REQUIRED WORK :: Transcribe the material below exactly as it appears.

##### DATA SUPPLIED

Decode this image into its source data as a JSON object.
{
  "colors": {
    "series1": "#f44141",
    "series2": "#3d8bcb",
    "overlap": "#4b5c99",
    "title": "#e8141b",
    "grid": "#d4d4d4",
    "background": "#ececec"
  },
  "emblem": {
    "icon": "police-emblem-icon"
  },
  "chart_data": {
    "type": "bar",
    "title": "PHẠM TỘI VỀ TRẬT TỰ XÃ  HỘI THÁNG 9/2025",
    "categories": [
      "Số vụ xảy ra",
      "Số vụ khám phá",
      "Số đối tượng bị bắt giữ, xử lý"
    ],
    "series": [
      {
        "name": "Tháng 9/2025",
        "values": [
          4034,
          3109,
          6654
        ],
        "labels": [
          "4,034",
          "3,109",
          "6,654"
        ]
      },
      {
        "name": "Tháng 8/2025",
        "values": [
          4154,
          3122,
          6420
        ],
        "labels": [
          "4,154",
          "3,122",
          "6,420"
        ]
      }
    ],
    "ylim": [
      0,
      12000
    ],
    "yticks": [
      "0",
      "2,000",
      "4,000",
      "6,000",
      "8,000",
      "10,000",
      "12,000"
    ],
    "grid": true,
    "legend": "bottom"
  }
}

##########

WRITTEN RESPONSE ::
Decode this image into its source data as a JSON object.
{
  "colors": {
    "series1": "#f44141",
    "series2": "#3d8bcb",
    "overlap": "#4b5c99",
    "title": "#e8141b",
    "grid": "#d4d4d4",
    "background": "#ececec"
  },
  "emblem": {
    "icon": "police-emblem-icon"
  },
  "chart_data": {
    "type": "bar",
    "title": "PHẠM TỘI VỀ TRẬT TỰ XÃ  HỘI THÁNG 9/2025",
    "categories": [
      "Số vụ xảy ra",
      "Số vụ khám phá",
      "Số đối tượng bị bắt giữ, xử lý"
    ],
    "series": [
      {
        "name": "Tháng 9/2025",
        "values": [
          4034,
          3109,
          6654
        ],
        "labels": [
          "4,034",
          "3,109",
          "6,654"
        ]
      },
      {
        "name": "Tháng 8/2025",
        "values": [
          4154,
          3122,
          6420
        ],
        "labels": [
          "4,154",
          "3,122",
          "6,420"
        ]
      }
    ],
    "ylim": [
      0,
      12000
    ],
    "yticks": [
      "0",
      "2,000",
      "4,000",
      "6,000",
      "8,000",
      "10,000",
      "12,000"
    ],
    "grid": true,
    "legend": "bottom"
  }
}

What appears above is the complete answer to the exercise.